> Task prompt: Reproduce the listing below character for character; drop every image.

> Recorded data:
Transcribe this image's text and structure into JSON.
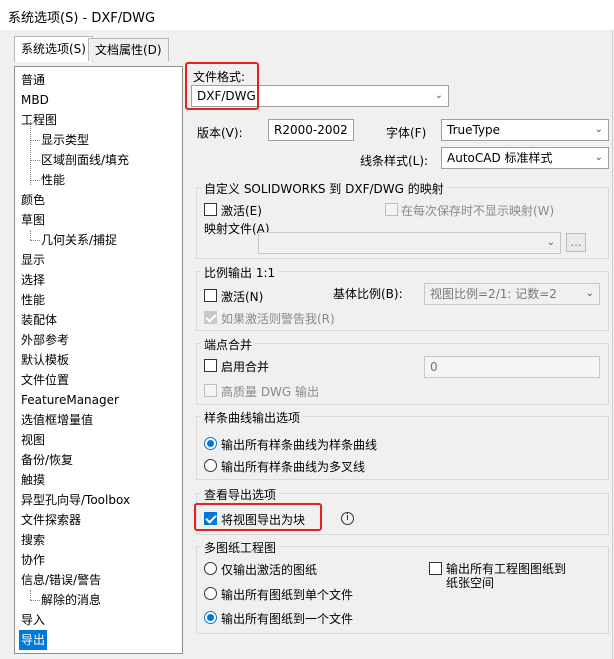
{
  "window": {
    "title": "系统选项(S) - DXF/DWG"
  },
  "tabs": [
    {
      "label": "系统选项(S)",
      "active": true
    },
    {
      "label": "文档属性(D)",
      "active": false
    }
  ],
  "tree": {
    "items": [
      {
        "label": "普通"
      },
      {
        "label": "MBD"
      },
      {
        "label": "工程图"
      },
      {
        "label": "显示类型"
      },
      {
        "label": "区域剖面线/填充"
      },
      {
        "label": "性能"
      },
      {
        "label": "颜色"
      },
      {
        "label": "草图"
      },
      {
        "label": "几何关系/捕捉"
      },
      {
        "label": "显示"
      },
      {
        "label": "选择"
      },
      {
        "label": "性能"
      },
      {
        "label": "装配体"
      },
      {
        "label": "外部参考"
      },
      {
        "label": "默认模板"
      },
      {
        "label": "文件位置"
      },
      {
        "label": "FeatureManager"
      },
      {
        "label": "选值框增量值"
      },
      {
        "label": "视图"
      },
      {
        "label": "备份/恢复"
      },
      {
        "label": "触摸"
      },
      {
        "label": "异型孔向导/Toolbox"
      },
      {
        "label": "文件探索器"
      },
      {
        "label": "搜索"
      },
      {
        "label": "协作"
      },
      {
        "label": "信息/错误/警告"
      },
      {
        "label": "解除的消息"
      },
      {
        "label": "导入"
      },
      {
        "label": "导出"
      }
    ],
    "selected": "导出"
  },
  "file_format": {
    "label": "文件格式:",
    "value": "DXF/DWG"
  },
  "version": {
    "label": "版本(V):",
    "value": "R2000-2002"
  },
  "font": {
    "label": "字体(F)",
    "value": "TrueType"
  },
  "linestyle": {
    "label": "线条样式(L):",
    "value": "AutoCAD 标准样式"
  },
  "custom_map": {
    "title": "自定义 SOLIDWORKS 到 DXF/DWG 的映射",
    "activate_label": "激活(E)",
    "no_show_label": "在每次保存时不显示映射(W)",
    "map_file_label": "映射文件(A)",
    "map_file_value": "",
    "browse_label": "..."
  },
  "scale": {
    "title": "比例输出 1:1",
    "activate_label": "激活(N)",
    "base_label": "基体比例(B):",
    "base_value": "视图比例=2/1: 记数=2",
    "warn_label": "如果激活则警告我(R)"
  },
  "endpoint": {
    "title": "端点合并",
    "merge_label": "启用合并",
    "merge_value": "0",
    "hq_label": "高质量 DWG 输出"
  },
  "spline": {
    "title": "样条曲线输出选项",
    "opt1": "输出所有样条曲线为样条曲线",
    "opt2": "输出所有样条曲线为多叉线"
  },
  "view_export": {
    "title": "查看导出选项",
    "block_label": "将视图导出为块",
    "info_icon": "i"
  },
  "multi_sheet": {
    "title": "多图纸工程图",
    "opt1": "仅输出激活的图纸",
    "opt2": "输出所有图纸到单个文件",
    "opt3": "输出所有图纸到一个文件",
    "paper_line1": "输出所有工程图图纸到",
    "paper_line2": "纸张空间"
  },
  "colors": {
    "accent": "#0078d7",
    "highlight_box": "#e32222"
  }
}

> Solution for this exercise:
Transcribe this image's text and structure into JSON.
{
  "window": {
    "title": "系统选项(S) - DXF/DWG"
  },
  "tabs": [
    {
      "label": "系统选项(S)",
      "active": true
    },
    {
      "label": "文档属性(D)",
      "active": false
    }
  ],
  "tree": {
    "items": [
      {
        "label": "普通"
      },
      {
        "label": "MBD"
      },
      {
        "label": "工程图"
      },
      {
        "label": "显示类型"
      },
      {
        "label": "区域剖面线/填充"
      },
      {
        "label": "性能"
      },
      {
        "label": "颜色"
      },
      {
        "label": "草图"
      },
      {
        "label": "几何关系/捕捉"
      },
      {
        "label": "显示"
      },
      {
        "label": "选择"
      },
      {
        "label": "性能"
      },
      {
        "label": "装配体"
      },
      {
        "label": "外部参考"
      },
      {
        "label": "默认模板"
      },
      {
        "label": "文件位置"
      },
      {
        "label": "FeatureManager"
      },
      {
        "label": "选值框增量值"
      },
      {
        "label": "视图"
      },
      {
        "label": "备份/恢复"
      },
      {
        "label": "触摸"
      },
      {
        "label": "异型孔向导/Toolbox"
      },
      {
        "label": "文件探索器"
      },
      {
        "label": "搜索"
      },
      {
        "label": "协作"
      },
      {
        "label": "信息/错误/警告"
      },
      {
        "label": "解除的消息"
      },
      {
        "label": "导入"
      },
      {
        "label": "导出"
      }
    ],
    "selected": "导出"
  },
  "file_format": {
    "label": "文件格式:",
    "value": "DXF/DWG"
  },
  "version": {
    "label": "版本(V):",
    "value": "R2000-2002"
  },
  "font": {
    "label": "字体(F)",
    "value": "TrueType"
  },
  "linestyle": {
    "label": "线条样式(L):",
    "value": "AutoCAD 标准样式"
  },
  "custom_map": {
    "title": "自定义 SOLIDWORKS 到 DXF/DWG 的映射",
    "activate_label": "激活(E)",
    "no_show_label": "在每次保存时不显示映射(W)",
    "map_file_label": "映射文件(A)",
    "map_file_value": "",
    "browse_label": "..."
  },
  "scale": {
    "title": "比例输出 1:1",
    "activate_label": "激活(N)",
    "base_label": "基体比例(B):",
    "base_value": "视图比例=2/1: 记数=2",
    "warn_label": "如果激活则警告我(R)"
  },
  "endpoint": {
    "title": "端点合并",
    "merge_label": "启用合并",
    "merge_value": "0",
    "hq_label": "高质量 DWG 输出"
  },
  "spline": {
    "title": "样条曲线输出选项",
    "opt1": "输出所有样条曲线为样条曲线",
    "opt2": "输出所有样条曲线为多叉线"
  },
  "view_export": {
    "title": "查看导出选项",
    "block_label": "将视图导出为块",
    "info_icon": "i"
  },
  "multi_sheet": {
    "title": "多图纸工程图",
    "opt1": "仅输出激活的图纸",
    "opt2": "输出所有图纸到单个文件",
    "opt3": "输出所有图纸到一个文件",
    "paper_line1": "输出所有工程图图纸到",
    "paper_line2": "纸张空间"
  },
  "colors": {
    "accent": "#0078d7",
    "highlight_box": "#e32222"
  }
}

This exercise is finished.